Brief
Pictures aside, write out every record exactly as it appears.

━━━━

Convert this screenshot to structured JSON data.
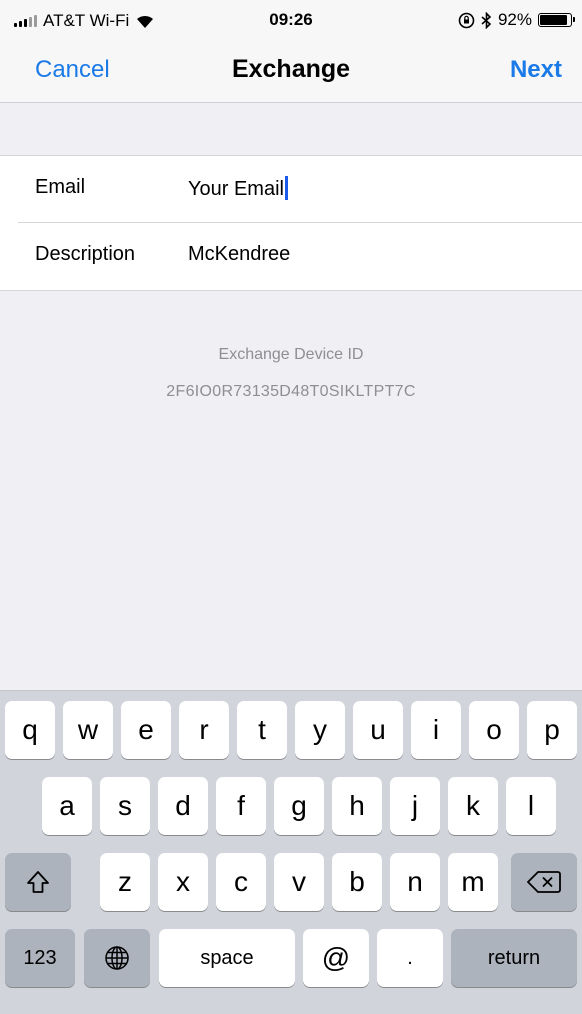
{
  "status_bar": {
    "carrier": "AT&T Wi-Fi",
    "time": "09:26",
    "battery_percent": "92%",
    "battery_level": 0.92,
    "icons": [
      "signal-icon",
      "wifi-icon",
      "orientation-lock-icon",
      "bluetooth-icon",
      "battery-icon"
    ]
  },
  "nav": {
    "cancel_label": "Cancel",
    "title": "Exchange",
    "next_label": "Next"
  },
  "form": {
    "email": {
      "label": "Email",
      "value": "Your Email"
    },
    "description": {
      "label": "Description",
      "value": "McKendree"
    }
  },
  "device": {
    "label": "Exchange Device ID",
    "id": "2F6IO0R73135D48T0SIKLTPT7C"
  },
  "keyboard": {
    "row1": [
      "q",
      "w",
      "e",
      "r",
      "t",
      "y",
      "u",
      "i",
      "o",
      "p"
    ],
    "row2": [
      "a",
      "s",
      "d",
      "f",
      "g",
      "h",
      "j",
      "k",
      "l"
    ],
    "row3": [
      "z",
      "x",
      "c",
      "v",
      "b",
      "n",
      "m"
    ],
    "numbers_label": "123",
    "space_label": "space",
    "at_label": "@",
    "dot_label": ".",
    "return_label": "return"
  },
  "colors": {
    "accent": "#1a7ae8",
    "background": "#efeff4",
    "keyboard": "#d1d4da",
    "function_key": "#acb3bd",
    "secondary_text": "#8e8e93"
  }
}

━━━━

Task output
Convert this screenshot to structured JSON data.
{
  "status_bar": {
    "carrier": "AT&T Wi-Fi",
    "time": "09:26",
    "battery_percent": "92%",
    "battery_level": 0.92,
    "icons": [
      "signal-icon",
      "wifi-icon",
      "orientation-lock-icon",
      "bluetooth-icon",
      "battery-icon"
    ]
  },
  "nav": {
    "cancel_label": "Cancel",
    "title": "Exchange",
    "next_label": "Next"
  },
  "form": {
    "email": {
      "label": "Email",
      "value": "Your Email"
    },
    "description": {
      "label": "Description",
      "value": "McKendree"
    }
  },
  "device": {
    "label": "Exchange Device ID",
    "id": "2F6IO0R73135D48T0SIKLTPT7C"
  },
  "keyboard": {
    "row1": [
      "q",
      "w",
      "e",
      "r",
      "t",
      "y",
      "u",
      "i",
      "o",
      "p"
    ],
    "row2": [
      "a",
      "s",
      "d",
      "f",
      "g",
      "h",
      "j",
      "k",
      "l"
    ],
    "row3": [
      "z",
      "x",
      "c",
      "v",
      "b",
      "n",
      "m"
    ],
    "numbers_label": "123",
    "space_label": "space",
    "at_label": "@",
    "dot_label": ".",
    "return_label": "return"
  },
  "colors": {
    "accent": "#1a7ae8",
    "background": "#efeff4",
    "keyboard": "#d1d4da",
    "function_key": "#acb3bd",
    "secondary_text": "#8e8e93"
  }
}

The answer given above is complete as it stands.